#### [Exercise]
Continue the passage on JSON-formatted data, starting after its last sentence.
+++ Passage to read
Here is a test piece of JSON for you. It lists a couple of (made-up) courses with some data about each course:

[
    {
      "name"  : "Saving the World 101",
      "start-date": "Jan 01 2012 12:00:00 +0000 2012",
      "participants"  : 25,
    },
    {
      "name"  : "Advanced Superhero Costume Design",
      "start-date": "Feb 02 2012 12:00:00 +0000 2012",
      "participants"  : 12,
    }
]   

When your program first receives the JSON data, it will be formatted as a string. It won't look quite as pretty, but rather more like so:

'[{ "name":"Saving the World 101","start-date":"Jan 01 2012 12:00:00 +0000 2012","participants":25},{"name":"Advanced Superhero Costume Design","start-date": "Feb 02 2012 12:00:00 +0000 2012","participants" : 12}]'

JSON is formatted as a string because every language has a string data type. Using a string means that JSON-formatted data is inter-operable with any language. Each language has a library or module that you can use to work with JSON. Those libraries convert the JSON-formatted string into native data types of that language.
++++++
+++ Records shown
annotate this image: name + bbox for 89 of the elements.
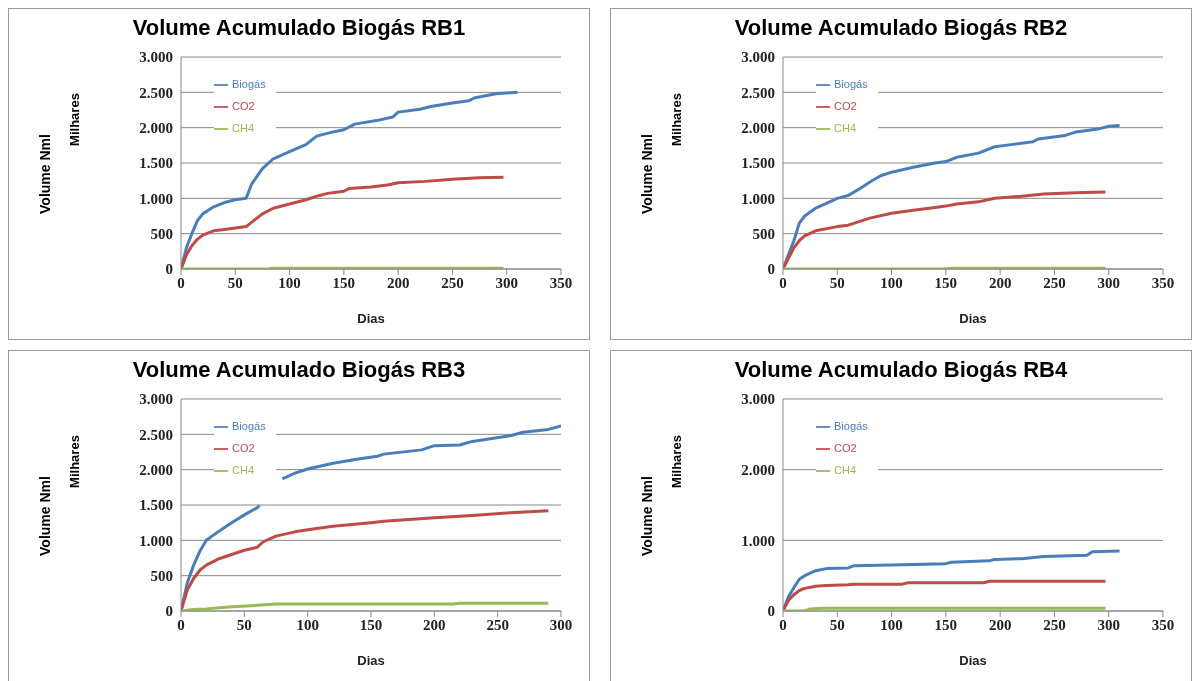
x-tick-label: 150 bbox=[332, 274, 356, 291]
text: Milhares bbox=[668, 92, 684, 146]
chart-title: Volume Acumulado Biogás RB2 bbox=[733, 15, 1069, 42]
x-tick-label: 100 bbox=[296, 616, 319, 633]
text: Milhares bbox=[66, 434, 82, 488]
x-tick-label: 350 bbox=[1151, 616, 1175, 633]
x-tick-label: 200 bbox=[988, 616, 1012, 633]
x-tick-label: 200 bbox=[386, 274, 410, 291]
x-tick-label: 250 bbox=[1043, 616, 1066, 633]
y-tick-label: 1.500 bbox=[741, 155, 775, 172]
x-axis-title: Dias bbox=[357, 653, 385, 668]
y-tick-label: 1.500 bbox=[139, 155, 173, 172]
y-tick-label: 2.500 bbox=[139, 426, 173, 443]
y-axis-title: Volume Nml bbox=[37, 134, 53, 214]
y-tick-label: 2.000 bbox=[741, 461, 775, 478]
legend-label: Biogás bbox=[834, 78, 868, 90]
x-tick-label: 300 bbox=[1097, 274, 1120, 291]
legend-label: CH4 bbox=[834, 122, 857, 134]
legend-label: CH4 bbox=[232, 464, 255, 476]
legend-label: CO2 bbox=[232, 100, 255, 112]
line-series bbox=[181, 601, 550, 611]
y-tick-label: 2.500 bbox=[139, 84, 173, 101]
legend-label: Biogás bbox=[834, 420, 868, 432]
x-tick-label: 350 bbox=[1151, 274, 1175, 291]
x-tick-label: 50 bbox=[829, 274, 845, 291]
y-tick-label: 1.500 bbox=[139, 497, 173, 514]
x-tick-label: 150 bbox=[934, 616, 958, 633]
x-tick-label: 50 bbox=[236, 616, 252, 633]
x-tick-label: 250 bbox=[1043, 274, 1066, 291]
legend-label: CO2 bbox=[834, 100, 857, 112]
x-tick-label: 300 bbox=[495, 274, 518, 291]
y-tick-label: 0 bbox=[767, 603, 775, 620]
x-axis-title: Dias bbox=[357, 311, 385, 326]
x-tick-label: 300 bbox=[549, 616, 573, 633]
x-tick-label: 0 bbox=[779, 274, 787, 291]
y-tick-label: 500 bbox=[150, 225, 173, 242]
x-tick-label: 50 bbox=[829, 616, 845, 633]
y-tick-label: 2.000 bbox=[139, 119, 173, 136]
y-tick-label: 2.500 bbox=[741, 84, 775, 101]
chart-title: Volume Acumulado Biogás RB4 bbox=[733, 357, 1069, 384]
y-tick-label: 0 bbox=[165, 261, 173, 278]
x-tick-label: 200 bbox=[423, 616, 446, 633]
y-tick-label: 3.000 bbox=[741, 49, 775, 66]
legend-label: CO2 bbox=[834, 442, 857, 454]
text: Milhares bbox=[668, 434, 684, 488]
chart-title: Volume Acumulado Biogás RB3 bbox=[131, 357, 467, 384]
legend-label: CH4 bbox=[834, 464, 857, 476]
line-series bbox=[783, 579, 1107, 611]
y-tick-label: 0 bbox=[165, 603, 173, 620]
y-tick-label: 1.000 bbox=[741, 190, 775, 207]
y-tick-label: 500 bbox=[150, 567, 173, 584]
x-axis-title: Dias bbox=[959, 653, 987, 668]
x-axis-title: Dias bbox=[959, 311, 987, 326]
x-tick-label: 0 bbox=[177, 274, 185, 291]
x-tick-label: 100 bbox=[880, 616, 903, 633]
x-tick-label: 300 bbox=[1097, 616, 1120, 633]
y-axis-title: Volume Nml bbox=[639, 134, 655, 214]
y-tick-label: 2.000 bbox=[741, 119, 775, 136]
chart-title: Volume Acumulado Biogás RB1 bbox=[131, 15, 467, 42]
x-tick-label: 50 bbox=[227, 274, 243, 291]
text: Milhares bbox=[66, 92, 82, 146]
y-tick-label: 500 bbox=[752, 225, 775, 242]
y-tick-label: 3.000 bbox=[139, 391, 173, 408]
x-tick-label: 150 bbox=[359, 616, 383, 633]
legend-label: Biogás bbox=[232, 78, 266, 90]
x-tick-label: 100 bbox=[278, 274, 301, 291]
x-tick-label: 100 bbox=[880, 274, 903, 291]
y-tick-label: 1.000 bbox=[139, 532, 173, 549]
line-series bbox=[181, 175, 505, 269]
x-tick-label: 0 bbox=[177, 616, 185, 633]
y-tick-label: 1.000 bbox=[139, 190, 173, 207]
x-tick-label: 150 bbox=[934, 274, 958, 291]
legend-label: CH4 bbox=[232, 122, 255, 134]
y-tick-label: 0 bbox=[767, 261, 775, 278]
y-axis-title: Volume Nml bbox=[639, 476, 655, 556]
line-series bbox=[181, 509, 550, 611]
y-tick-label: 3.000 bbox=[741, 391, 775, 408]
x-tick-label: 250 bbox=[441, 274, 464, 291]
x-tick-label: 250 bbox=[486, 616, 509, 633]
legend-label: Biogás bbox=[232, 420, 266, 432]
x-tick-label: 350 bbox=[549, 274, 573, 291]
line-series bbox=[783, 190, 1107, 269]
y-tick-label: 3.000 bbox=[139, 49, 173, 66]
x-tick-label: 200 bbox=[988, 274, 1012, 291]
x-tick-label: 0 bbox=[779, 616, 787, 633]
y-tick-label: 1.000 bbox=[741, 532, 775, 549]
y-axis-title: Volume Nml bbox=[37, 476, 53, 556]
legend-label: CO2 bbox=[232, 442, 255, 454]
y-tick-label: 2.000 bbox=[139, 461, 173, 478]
++++++
#### [Result of the task]
To process this bit of JSON, you will need to create a variable and set it equal to the JSON string above. For example, in both Ruby and Python this would look like (note the single quotes surrounding the string):

js = '[{ "name":"Saving the World 101","start-date":"Jan 01 2012 12:00:00 +0000 2012","participants":25},{"name":"Advanced Superhero Costume Design","start-date": "Feb 02 2012 12:00:00 +0000 2012","participants" : 12}]'

Find the JSON-specific function call in your language of choice that takes a string as its argument and returns language-specififc data objects like lists and hashes. Here's a hint to get you started: in Python, tell the interpreter you want to use the JSON module by typing import json . In Ruby, you will want to type require 'json'  (including the single quotes around the word json).

Once you find the function you want to use (a quick google search should help), make use of the print functionality in your language's interpreter to convince yourself (and ensure) that it's working: print out the raw JSON string, use the JSON function call to make the conversion, and then print out the converted data object if it's not automatically printed out for you. 

Make a note below of what function you used. Was the documentation clear or confusing? What help documentation or website did you find that helped you decide which function was appropriate?

Now we get to the fun part. We're going to use the for loop from the previous task to iterate over our new data object and print out only the course names. This will require declaring a variable to store the json data object in, and iterating over that variable with your for loop.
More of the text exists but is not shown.